DIRECTIONS FOR THIS TASK:
Where a line of the material contains the string "name", copy that line.

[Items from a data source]

★ ★ ★

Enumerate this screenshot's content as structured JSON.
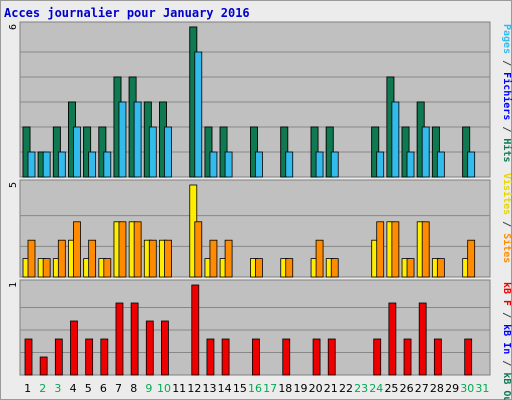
{
  "chart_data": {
    "type": "bar",
    "title": "Acces journalier pour January 2016",
    "categories": [
      "1",
      "2",
      "3",
      "4",
      "5",
      "6",
      "7",
      "8",
      "9",
      "10",
      "11",
      "12",
      "13",
      "14",
      "15",
      "16",
      "17",
      "18",
      "19",
      "20",
      "21",
      "22",
      "23",
      "24",
      "25",
      "26",
      "27",
      "28",
      "29",
      "30",
      "31"
    ],
    "weekend_days": [
      "2",
      "3",
      "9",
      "10",
      "16",
      "17",
      "23",
      "24",
      "30",
      "31"
    ],
    "panels": [
      {
        "id": "hits",
        "ymax_label": "6",
        "ymax": 6,
        "series": [
          {
            "name": "Pages",
            "color": "#0000ff",
            "values": [
              2,
              1,
              2,
              3,
              2,
              2,
              4,
              4,
              3,
              3,
              0,
              6,
              2,
              2,
              0,
              2,
              0,
              2,
              0,
              2,
              2,
              0,
              0,
              2,
              4,
              2,
              3,
              2,
              0,
              2,
              0
            ]
          },
          {
            "name": "Fichiers",
            "color": "#33bbee",
            "values": [
              1,
              1,
              1,
              2,
              1,
              1,
              3,
              3,
              2,
              2,
              0,
              5,
              1,
              1,
              0,
              1,
              0,
              1,
              0,
              1,
              1,
              0,
              0,
              1,
              3,
              1,
              2,
              1,
              0,
              1,
              0
            ]
          },
          {
            "name": "Hits",
            "color": "#0f7a52",
            "values": [
              2,
              1,
              2,
              3,
              2,
              2,
              4,
              4,
              3,
              3,
              0,
              6,
              2,
              2,
              0,
              2,
              0,
              2,
              0,
              2,
              2,
              0,
              0,
              2,
              4,
              2,
              3,
              2,
              0,
              2,
              0
            ]
          }
        ]
      },
      {
        "id": "visits",
        "ymax_label": "5",
        "ymax": 5,
        "series": [
          {
            "name": "Visites",
            "color": "#ffee00",
            "values": [
              1,
              1,
              1,
              2,
              1,
              1,
              3,
              3,
              2,
              2,
              0,
              5,
              1,
              1,
              0,
              1,
              0,
              1,
              0,
              1,
              1,
              0,
              0,
              2,
              3,
              1,
              3,
              1,
              0,
              1,
              0
            ]
          },
          {
            "name": "Sites",
            "color": "#ff8c00",
            "values": [
              2,
              1,
              2,
              3,
              2,
              1,
              3,
              3,
              2,
              2,
              0,
              3,
              2,
              2,
              0,
              1,
              0,
              1,
              0,
              2,
              1,
              0,
              0,
              3,
              3,
              1,
              3,
              1,
              0,
              2,
              0
            ]
          }
        ]
      },
      {
        "id": "kbytes",
        "ymax_label": "1",
        "ymax": 1,
        "series": [
          {
            "name": "kB F",
            "color": "#ee0000",
            "values": [
              0.4,
              0.2,
              0.4,
              0.6,
              0.4,
              0.4,
              0.8,
              0.8,
              0.6,
              0.6,
              0,
              1.0,
              0.4,
              0.4,
              0,
              0.4,
              0,
              0.4,
              0,
              0.4,
              0.4,
              0,
              0,
              0.4,
              0.8,
              0.4,
              0.8,
              0.4,
              0,
              0.4,
              0
            ]
          }
        ]
      }
    ],
    "right_labels": {
      "top": [
        {
          "text": "Pages",
          "color": "#33bbee"
        },
        {
          "text": " / ",
          "color": "#444444"
        },
        {
          "text": "Fichiers",
          "color": "#0000ff"
        },
        {
          "text": " / ",
          "color": "#444444"
        },
        {
          "text": "Hits",
          "color": "#0f7a52"
        }
      ],
      "middle": [
        {
          "text": "Visites",
          "color": "#e6d600"
        },
        {
          "text": " / ",
          "color": "#444444"
        },
        {
          "text": "Sites",
          "color": "#ff8c00"
        }
      ],
      "bottom": [
        {
          "text": "kB F",
          "color": "#ee0000"
        },
        {
          "text": " / ",
          "color": "#444444"
        },
        {
          "text": "kB In",
          "color": "#0000ff"
        },
        {
          "text": " / ",
          "color": "#444444"
        },
        {
          "text": "kB Out",
          "color": "#0f7a52"
        }
      ]
    },
    "colors": {
      "background": "#c0c0c0",
      "weekday_label": "#000000",
      "weekend_label": "#00aa55",
      "gridline": "#888888"
    }
  }
}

★ ★ ★

RESULT OF THE TASK:
            "name": "Pages",
            "name": "Fichiers",
            "name": "Hits",
            "name": "Visites",
            "name": "Sites",
            "name": "kB F",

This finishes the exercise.